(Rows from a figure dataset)
____

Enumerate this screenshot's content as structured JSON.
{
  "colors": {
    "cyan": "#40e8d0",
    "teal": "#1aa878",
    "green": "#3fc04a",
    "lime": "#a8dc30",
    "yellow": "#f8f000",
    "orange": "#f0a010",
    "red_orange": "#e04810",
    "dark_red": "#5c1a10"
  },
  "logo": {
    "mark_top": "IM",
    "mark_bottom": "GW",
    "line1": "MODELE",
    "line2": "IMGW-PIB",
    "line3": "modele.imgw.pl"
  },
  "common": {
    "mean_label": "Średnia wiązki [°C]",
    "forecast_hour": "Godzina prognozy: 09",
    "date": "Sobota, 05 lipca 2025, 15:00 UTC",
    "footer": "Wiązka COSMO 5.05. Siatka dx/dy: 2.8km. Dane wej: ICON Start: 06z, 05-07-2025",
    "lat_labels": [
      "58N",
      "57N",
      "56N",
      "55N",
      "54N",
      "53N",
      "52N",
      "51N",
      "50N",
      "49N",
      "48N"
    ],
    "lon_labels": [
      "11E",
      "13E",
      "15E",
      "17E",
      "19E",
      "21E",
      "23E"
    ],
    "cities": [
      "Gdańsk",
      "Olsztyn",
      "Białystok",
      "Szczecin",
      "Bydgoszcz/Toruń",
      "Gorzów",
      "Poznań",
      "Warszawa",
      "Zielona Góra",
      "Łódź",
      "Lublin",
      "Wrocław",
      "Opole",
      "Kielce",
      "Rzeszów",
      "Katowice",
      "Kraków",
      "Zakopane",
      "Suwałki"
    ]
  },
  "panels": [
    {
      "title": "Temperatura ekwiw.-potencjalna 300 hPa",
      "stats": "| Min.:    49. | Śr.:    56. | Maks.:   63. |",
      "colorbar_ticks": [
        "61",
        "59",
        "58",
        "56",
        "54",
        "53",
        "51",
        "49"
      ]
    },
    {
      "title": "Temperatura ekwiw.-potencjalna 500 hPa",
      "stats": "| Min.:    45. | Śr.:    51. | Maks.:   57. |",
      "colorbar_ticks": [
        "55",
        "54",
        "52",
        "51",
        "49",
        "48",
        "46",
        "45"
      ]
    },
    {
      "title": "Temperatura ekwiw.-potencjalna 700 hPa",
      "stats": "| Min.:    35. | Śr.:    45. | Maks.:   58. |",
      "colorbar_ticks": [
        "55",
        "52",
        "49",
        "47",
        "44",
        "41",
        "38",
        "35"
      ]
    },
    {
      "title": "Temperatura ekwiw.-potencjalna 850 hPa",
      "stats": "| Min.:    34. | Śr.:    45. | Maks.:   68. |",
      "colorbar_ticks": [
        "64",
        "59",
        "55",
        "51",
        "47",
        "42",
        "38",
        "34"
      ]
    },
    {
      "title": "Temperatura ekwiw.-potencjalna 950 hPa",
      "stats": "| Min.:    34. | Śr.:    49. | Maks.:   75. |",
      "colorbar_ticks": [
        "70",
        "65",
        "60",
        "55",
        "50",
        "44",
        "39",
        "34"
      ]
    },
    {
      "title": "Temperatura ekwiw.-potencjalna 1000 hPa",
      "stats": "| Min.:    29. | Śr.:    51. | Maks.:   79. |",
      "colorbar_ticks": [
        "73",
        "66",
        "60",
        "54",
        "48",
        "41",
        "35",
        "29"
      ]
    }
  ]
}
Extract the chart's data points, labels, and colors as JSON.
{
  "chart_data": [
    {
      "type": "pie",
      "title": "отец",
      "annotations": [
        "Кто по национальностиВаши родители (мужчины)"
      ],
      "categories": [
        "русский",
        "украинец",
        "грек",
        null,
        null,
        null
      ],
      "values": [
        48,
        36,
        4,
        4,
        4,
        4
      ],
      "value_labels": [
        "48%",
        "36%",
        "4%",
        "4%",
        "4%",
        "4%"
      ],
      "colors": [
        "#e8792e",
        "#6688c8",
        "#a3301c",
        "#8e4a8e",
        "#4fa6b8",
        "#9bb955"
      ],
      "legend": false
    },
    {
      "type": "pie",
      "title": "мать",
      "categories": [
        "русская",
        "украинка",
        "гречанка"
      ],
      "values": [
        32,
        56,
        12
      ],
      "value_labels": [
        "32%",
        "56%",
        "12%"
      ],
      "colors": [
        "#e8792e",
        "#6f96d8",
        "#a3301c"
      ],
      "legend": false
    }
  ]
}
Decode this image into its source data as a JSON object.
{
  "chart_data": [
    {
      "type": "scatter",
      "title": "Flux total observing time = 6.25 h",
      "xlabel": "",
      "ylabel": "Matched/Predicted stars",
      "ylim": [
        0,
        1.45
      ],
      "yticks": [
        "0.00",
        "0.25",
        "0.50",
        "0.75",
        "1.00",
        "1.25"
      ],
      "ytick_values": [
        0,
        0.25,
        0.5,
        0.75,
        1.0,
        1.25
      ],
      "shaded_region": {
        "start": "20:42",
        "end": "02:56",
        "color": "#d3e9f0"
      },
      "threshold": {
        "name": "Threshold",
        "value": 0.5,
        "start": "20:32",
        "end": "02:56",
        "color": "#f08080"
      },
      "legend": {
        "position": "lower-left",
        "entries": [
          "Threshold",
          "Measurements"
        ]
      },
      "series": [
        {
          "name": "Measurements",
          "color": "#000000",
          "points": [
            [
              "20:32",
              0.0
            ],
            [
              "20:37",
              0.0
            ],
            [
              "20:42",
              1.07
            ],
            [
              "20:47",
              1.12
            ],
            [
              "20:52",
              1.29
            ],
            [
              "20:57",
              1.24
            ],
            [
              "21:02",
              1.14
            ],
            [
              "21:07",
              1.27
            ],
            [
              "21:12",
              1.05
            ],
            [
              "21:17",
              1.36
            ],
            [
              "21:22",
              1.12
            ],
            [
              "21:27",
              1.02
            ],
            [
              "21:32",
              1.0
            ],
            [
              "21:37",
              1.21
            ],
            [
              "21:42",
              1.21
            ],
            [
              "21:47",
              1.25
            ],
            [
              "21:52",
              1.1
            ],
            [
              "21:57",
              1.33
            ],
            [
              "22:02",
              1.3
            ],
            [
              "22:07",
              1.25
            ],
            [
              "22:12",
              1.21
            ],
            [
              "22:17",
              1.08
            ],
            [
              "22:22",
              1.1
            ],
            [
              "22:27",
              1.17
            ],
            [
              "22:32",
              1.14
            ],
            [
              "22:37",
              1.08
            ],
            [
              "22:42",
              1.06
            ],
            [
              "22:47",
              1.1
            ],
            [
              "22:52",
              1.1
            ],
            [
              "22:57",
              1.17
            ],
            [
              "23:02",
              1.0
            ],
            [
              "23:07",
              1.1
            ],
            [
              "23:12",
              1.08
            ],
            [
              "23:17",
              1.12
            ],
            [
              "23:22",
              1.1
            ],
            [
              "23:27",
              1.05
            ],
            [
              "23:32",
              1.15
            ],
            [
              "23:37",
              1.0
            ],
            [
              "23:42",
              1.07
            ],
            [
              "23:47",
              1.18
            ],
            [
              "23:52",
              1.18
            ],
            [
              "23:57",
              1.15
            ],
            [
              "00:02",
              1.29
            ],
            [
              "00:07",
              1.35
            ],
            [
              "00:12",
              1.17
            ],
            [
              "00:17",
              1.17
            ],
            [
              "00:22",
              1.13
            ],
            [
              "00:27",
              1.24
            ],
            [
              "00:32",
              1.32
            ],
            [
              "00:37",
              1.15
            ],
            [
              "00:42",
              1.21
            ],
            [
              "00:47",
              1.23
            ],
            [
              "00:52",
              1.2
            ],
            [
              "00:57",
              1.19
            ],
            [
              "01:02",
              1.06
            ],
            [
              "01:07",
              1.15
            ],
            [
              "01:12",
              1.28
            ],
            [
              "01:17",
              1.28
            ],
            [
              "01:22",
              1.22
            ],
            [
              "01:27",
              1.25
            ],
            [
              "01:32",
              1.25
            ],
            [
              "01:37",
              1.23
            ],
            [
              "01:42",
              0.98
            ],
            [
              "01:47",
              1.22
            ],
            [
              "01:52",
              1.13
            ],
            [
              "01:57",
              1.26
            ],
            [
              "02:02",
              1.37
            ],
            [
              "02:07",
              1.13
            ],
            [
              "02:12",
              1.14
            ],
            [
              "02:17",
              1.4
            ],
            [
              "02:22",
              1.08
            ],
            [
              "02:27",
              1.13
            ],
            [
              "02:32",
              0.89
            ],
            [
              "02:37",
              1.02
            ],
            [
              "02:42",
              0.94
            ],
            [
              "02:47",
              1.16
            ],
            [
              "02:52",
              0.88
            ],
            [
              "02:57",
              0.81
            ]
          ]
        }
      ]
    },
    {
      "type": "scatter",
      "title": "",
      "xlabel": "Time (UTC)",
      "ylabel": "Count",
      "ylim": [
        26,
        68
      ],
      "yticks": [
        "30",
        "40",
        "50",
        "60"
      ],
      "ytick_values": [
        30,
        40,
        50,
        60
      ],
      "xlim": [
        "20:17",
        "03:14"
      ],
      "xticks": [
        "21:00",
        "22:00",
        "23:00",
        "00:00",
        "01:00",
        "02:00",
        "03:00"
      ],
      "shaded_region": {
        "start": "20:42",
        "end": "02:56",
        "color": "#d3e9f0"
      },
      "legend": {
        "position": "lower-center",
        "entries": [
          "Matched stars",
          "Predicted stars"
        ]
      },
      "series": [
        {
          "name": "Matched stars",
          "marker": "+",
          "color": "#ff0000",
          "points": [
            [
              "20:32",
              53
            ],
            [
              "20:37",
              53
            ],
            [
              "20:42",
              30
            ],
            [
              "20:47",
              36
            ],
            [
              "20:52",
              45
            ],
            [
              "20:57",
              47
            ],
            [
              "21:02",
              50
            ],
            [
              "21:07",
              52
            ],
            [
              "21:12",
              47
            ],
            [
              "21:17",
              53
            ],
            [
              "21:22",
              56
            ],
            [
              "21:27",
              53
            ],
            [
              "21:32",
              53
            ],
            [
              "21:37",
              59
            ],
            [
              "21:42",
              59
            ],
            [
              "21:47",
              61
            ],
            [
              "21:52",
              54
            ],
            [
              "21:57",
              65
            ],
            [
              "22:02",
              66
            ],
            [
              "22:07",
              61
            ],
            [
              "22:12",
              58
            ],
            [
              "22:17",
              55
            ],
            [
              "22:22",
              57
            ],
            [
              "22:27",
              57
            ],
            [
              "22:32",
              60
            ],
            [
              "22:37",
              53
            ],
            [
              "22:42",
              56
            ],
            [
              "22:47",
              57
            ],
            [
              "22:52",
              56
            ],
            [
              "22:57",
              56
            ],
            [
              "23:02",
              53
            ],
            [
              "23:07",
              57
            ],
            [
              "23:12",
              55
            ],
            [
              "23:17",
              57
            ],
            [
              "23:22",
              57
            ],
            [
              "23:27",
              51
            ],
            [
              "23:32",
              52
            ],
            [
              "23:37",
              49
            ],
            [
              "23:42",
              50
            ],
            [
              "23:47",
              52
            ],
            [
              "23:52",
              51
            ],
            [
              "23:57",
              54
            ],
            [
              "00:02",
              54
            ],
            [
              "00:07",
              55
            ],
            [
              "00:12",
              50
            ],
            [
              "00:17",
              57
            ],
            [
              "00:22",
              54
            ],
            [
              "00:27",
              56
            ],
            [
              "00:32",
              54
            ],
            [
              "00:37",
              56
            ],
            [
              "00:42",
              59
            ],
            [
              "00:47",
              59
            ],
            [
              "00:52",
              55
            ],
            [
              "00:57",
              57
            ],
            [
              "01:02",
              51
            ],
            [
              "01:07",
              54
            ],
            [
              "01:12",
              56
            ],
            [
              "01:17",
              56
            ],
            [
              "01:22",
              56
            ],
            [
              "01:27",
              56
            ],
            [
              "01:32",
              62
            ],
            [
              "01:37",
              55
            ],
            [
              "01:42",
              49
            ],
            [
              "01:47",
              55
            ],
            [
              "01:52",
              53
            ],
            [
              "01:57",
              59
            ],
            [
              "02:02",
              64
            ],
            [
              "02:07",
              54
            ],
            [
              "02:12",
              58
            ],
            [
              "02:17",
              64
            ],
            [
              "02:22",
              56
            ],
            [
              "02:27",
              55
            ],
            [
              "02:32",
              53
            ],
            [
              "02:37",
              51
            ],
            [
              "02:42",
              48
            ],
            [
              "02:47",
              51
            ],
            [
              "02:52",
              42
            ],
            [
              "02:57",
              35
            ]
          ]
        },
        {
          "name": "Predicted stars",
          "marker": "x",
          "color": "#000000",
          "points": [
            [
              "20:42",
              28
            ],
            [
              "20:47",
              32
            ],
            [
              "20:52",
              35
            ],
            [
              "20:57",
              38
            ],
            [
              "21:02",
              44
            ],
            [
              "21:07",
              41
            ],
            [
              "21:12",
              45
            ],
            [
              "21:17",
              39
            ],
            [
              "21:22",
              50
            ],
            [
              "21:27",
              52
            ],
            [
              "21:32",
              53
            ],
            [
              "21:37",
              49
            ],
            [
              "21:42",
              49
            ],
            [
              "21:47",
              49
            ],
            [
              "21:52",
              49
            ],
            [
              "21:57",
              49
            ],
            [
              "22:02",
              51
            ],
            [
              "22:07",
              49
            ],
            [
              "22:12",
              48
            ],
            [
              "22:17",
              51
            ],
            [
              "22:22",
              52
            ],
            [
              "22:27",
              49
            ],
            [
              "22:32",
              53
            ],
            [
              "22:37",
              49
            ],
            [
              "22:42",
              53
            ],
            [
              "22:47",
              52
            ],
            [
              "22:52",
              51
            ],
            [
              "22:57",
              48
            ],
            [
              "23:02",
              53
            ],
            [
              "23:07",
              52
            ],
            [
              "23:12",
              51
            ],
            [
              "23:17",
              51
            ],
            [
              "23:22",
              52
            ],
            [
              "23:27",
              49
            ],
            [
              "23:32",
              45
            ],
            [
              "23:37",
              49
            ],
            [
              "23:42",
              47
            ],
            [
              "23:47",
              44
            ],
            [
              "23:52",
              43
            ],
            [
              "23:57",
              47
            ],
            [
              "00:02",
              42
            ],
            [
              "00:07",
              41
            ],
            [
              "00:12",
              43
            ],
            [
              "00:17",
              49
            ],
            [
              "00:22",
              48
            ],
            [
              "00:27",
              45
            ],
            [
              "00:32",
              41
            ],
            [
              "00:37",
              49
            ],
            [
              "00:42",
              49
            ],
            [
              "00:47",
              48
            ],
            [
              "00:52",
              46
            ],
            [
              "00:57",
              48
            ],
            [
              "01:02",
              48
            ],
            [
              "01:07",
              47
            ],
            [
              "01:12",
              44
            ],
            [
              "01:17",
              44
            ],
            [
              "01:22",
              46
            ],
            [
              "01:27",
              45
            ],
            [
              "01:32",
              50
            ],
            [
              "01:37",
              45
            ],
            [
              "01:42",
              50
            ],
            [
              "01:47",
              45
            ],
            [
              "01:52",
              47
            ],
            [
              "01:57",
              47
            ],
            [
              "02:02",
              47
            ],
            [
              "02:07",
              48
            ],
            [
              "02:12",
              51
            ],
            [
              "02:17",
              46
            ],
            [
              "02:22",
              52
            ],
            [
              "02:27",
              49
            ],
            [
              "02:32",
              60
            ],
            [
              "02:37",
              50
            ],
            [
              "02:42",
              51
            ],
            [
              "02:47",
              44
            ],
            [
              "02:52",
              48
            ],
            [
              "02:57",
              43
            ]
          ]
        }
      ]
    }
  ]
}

____

* _Stated exercise_: From the records given above, copy all lines containing "position".

* _Exercise response_:
        "position": "lower-left",
        "position": "lower-center",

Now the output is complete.